**YOUR TASK**.
Exactly reproduce each record listed below.

====

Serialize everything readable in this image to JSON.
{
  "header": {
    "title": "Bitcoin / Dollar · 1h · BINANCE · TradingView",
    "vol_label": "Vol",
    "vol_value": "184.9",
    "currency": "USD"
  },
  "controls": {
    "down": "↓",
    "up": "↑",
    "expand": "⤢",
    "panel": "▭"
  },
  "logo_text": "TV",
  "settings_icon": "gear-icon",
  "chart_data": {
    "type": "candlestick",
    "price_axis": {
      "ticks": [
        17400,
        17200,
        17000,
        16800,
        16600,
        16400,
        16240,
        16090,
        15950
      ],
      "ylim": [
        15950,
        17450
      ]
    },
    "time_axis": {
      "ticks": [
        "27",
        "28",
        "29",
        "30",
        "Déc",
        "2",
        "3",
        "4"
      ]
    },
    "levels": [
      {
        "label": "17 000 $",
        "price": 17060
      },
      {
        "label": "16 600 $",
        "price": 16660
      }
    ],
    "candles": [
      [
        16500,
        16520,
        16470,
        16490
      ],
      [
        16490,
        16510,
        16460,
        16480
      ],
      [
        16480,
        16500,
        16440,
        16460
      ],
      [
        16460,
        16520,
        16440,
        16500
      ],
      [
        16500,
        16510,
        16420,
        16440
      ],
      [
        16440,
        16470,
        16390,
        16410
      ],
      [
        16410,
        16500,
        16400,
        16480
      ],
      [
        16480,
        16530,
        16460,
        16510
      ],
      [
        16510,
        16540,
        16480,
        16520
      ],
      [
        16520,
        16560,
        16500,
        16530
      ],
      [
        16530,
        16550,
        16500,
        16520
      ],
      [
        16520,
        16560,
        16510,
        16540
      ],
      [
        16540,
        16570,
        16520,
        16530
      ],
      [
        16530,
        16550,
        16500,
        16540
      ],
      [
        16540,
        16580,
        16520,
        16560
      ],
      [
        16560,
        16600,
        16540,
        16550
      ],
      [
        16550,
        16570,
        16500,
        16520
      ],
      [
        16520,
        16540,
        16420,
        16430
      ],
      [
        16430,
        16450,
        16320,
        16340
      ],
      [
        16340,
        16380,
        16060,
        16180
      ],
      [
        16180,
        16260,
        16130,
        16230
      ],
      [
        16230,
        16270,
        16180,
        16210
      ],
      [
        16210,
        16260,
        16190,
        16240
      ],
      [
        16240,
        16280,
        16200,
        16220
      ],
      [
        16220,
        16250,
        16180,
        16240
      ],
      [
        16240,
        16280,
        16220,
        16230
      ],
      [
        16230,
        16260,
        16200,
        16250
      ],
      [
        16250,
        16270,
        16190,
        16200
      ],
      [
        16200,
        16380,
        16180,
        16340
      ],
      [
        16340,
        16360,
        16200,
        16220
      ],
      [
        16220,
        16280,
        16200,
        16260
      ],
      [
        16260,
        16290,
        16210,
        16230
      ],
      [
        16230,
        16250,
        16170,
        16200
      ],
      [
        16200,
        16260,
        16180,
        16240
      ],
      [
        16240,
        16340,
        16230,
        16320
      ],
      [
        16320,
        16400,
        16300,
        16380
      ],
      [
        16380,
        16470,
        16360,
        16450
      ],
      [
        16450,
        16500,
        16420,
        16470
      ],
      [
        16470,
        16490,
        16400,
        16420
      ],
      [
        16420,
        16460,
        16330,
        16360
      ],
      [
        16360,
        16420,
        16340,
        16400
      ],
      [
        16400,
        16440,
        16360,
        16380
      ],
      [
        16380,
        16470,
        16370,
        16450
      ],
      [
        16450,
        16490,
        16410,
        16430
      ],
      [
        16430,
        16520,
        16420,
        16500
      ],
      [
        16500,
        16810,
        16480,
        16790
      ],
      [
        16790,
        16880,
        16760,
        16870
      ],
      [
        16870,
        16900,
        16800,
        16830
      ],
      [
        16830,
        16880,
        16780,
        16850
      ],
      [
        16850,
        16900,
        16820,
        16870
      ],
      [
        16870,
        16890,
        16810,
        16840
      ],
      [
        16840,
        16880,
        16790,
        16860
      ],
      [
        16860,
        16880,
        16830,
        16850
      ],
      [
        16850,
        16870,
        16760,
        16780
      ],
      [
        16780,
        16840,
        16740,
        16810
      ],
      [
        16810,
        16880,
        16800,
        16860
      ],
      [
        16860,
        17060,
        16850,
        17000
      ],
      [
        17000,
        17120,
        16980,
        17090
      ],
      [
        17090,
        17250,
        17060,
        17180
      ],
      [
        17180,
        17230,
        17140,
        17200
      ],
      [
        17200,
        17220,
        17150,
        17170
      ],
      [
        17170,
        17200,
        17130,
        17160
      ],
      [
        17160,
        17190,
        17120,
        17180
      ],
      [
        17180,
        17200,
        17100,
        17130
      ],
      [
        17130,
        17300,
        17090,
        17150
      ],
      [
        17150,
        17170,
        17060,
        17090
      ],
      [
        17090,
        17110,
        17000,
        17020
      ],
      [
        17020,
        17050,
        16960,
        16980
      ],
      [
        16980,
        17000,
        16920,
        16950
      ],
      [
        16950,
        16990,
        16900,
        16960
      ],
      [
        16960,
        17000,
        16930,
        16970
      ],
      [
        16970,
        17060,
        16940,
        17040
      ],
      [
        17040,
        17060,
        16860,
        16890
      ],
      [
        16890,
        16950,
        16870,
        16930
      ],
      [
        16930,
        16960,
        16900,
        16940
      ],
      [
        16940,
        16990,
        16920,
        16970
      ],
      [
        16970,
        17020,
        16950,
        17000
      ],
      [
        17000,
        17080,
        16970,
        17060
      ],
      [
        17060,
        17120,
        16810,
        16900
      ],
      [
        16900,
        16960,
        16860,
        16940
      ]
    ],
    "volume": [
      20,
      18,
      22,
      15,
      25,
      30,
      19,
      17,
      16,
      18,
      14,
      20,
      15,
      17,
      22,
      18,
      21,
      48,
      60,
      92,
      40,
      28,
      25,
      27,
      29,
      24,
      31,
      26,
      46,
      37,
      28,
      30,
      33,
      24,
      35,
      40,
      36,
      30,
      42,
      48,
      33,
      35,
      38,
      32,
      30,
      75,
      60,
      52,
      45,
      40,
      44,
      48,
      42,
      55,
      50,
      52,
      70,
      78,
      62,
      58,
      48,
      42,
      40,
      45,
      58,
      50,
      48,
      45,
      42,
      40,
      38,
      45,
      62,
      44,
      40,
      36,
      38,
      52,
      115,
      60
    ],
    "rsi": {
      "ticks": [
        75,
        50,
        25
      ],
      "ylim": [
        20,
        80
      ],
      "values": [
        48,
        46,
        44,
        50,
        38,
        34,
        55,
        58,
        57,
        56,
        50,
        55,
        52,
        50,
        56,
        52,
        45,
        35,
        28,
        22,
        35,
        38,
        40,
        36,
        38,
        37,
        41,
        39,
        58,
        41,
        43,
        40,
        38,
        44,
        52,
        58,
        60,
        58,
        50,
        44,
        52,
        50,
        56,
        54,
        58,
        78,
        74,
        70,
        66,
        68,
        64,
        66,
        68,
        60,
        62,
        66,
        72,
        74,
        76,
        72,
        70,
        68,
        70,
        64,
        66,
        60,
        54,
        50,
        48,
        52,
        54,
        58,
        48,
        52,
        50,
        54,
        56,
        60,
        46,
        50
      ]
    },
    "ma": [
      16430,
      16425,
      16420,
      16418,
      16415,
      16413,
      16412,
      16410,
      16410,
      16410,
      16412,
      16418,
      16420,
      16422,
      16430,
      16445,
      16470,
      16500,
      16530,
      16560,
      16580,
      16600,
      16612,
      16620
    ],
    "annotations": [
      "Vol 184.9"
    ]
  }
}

====

**ANSWER TO THE EXERCISE**.
Serialize everything readable in this image to JSON.
{
  "header": {
    "title": "Bitcoin / Dollar · 1h · BINANCE · TradingView",
    "vol_label": "Vol",
    "vol_value": "184.9",
    "currency": "USD"
  },
  "controls": {
    "down": "↓",
    "up": "↑",
    "expand": "⤢",
    "panel": "▭"
  },
  "logo_text": "TV",
  "settings_icon": "gear-icon",
  "chart_data": {
    "type": "candlestick",
    "price_axis": {
      "ticks": [
        17400,
        17200,
        17000,
        16800,
        16600,
        16400,
        16240,
        16090,
        15950
      ],
      "ylim": [
        15950,
        17450
      ]
    },
    "time_axis": {
      "ticks": [
        "27",
        "28",
        "29",
        "30",
        "Déc",
        "2",
        "3",
        "4"
      ]
    },
    "levels": [
      {
        "label": "17 000 $",
        "price": 17060
      },
      {
        "label": "16 600 $",
        "price": 16660
      }
    ],
    "candles": [
      [
        16500,
        16520,
        16470,
        16490
      ],
      [
        16490,
        16510,
        16460,
        16480
      ],
      [
        16480,
        16500,
        16440,
        16460
      ],
      [
        16460,
        16520,
        16440,
        16500
      ],
      [
        16500,
        16510,
        16420,
        16440
      ],
      [
        16440,
        16470,
        16390,
        16410
      ],
      [
        16410,
        16500,
        16400,
        16480
      ],
      [
        16480,
        16530,
        16460,
        16510
      ],
      [
        16510,
        16540,
        16480,
        16520
      ],
      [
        16520,
        16560,
        16500,
        16530
      ],
      [
        16530,
        16550,
        16500,
        16520
      ],
      [
        16520,
        16560,
        16510,
        16540
      ],
      [
        16540,
        16570,
        16520,
        16530
      ],
      [
        16530,
        16550,
        16500,
        16540
      ],
      [
        16540,
        16580,
        16520,
        16560
      ],
      [
        16560,
        16600,
        16540,
        16550
      ],
      [
        16550,
        16570,
        16500,
        16520
      ],
      [
        16520,
        16540,
        16420,
        16430
      ],
      [
        16430,
        16450,
        16320,
        16340
      ],
      [
        16340,
        16380,
        16060,
        16180
      ],
      [
        16180,
        16260,
        16130,
        16230
      ],
      [
        16230,
        16270,
        16180,
        16210
      ],
      [
        16210,
        16260,
        16190,
        16240
      ],
      [
        16240,
        16280,
        16200,
        16220
      ],
      [
        16220,
        16250,
        16180,
        16240
      ],
      [
        16240,
        16280,
        16220,
        16230
      ],
      [
        16230,
        16260,
        16200,
        16250
      ],
      [
        16250,
        16270,
        16190,
        16200
      ],
      [
        16200,
        16380,
        16180,
        16340
      ],
      [
        16340,
        16360,
        16200,
        16220
      ],
      [
        16220,
        16280,
        16200,
        16260
      ],
      [
        16260,
        16290,
        16210,
        16230
      ],
      [
        16230,
        16250,
        16170,
        16200
      ],
      [
        16200,
        16260,
        16180,
        16240
      ],
      [
        16240,
        16340,
        16230,
        16320
      ],
      [
        16320,
        16400,
        16300,
        16380
      ],
      [
        16380,
        16470,
        16360,
        16450
      ],
      [
        16450,
        16500,
        16420,
        16470
      ],
      [
        16470,
        16490,
        16400,
        16420
      ],
      [
        16420,
        16460,
        16330,
        16360
      ],
      [
        16360,
        16420,
        16340,
        16400
      ],
      [
        16400,
        16440,
        16360,
        16380
      ],
      [
        16380,
        16470,
        16370,
        16450
      ],
      [
        16450,
        16490,
        16410,
        16430
      ],
      [
        16430,
        16520,
        16420,
        16500
      ],
      [
        16500,
        16810,
        16480,
        16790
      ],
      [
        16790,
        16880,
        16760,
        16870
      ],
      [
        16870,
        16900,
        16800,
        16830
      ],
      [
        16830,
        16880,
        16780,
        16850
      ],
      [
        16850,
        16900,
        16820,
        16870
      ],
      [
        16870,
        16890,
        16810,
        16840
      ],
      [
        16840,
        16880,
        16790,
        16860
      ],
      [
        16860,
        16880,
        16830,
        16850
      ],
      [
        16850,
        16870,
        16760,
        16780
      ],
      [
        16780,
        16840,
        16740,
        16810
      ],
      [
        16810,
        16880,
        16800,
        16860
      ],
      [
        16860,
        17060,
        16850,
        17000
      ],
      [
        17000,
        17120,
        16980,
        17090
      ],
      [
        17090,
        17250,
        17060,
        17180
      ],
      [
        17180,
        17230,
        17140,
        17200
      ],
      [
        17200,
        17220,
        17150,
        17170
      ],
      [
        17170,
        17200,
        17130,
        17160
      ],
      [
        17160,
        17190,
        17120,
        17180
      ],
      [
        17180,
        17200,
        17100,
        17130
      ],
      [
        17130,
        17300,
        17090,
        17150
      ],
      [
        17150,
        17170,
        17060,
        17090
      ],
      [
        17090,
        17110,
        17000,
        17020
      ],
      [
        17020,
        17050,
        16960,
        16980
      ],
      [
        16980,
        17000,
        16920,
        16950
      ],
      [
        16950,
        16990,
        16900,
        16960
      ],
      [
        16960,
        17000,
        16930,
        16970
      ],
      [
        16970,
        17060,
        16940,
        17040
      ],
      [
        17040,
        17060,
        16860,
        16890
      ],
      [
        16890,
        16950,
        16870,
        16930
      ],
      [
        16930,
        16960,
        16900,
        16940
      ],
      [
        16940,
        16990,
        16920,
        16970
      ],
      [
        16970,
        17020,
        16950,
        17000
      ],
      [
        17000,
        17080,
        16970,
        17060
      ],
      [
        17060,
        17120,
        16810,
        16900
      ],
      [
        16900,
        16960,
        16860,
        16940
      ]
    ],
    "volume": [
      20,
      18,
      22,
      15,
      25,
      30,
      19,
      17,
      16,
      18,
      14,
      20,
      15,
      17,
      22,
      18,
      21,
      48,
      60,
      92,
      40,
      28,
      25,
      27,
      29,
      24,
      31,
      26,
      46,
      37,
      28,
      30,
      33,
      24,
      35,
      40,
      36,
      30,
      42,
      48,
      33,
      35,
      38,
      32,
      30,
      75,
      60,
      52,
      45,
      40,
      44,
      48,
      42,
      55,
      50,
      52,
      70,
      78,
      62,
      58,
      48,
      42,
      40,
      45,
      58,
      50,
      48,
      45,
      42,
      40,
      38,
      45,
      62,
      44,
      40,
      36,
      38,
      52,
      115,
      60
    ],
    "rsi": {
      "ticks": [
        75,
        50,
        25
      ],
      "ylim": [
        20,
        80
      ],
      "values": [
        48,
        46,
        44,
        50,
        38,
        34,
        55,
        58,
        57,
        56,
        50,
        55,
        52,
        50,
        56,
        52,
        45,
        35,
        28,
        22,
        35,
        38,
        40,
        36,
        38,
        37,
        41,
        39,
        58,
        41,
        43,
        40,
        38,
        44,
        52,
        58,
        60,
        58,
        50,
        44,
        52,
        50,
        56,
        54,
        58,
        78,
        74,
        70,
        66,
        68,
        64,
        66,
        68,
        60,
        62,
        66,
        72,
        74,
        76,
        72,
        70,
        68,
        70,
        64,
        66,
        60,
        54,
        50,
        48,
        52,
        54,
        58,
        48,
        52,
        50,
        54,
        56,
        60,
        46,
        50
      ]
    },
    "ma": [
      16430,
      16425,
      16420,
      16418,
      16415,
      16413,
      16412,
      16410,
      16410,
      16410,
      16412,
      16418,
      16420,
      16422,
      16430,
      16445,
      16470,
      16500,
      16530,
      16560,
      16580,
      16600,
      16612,
      16620
    ],
    "annotations": [
      "Vol 184.9"
    ]
  }
}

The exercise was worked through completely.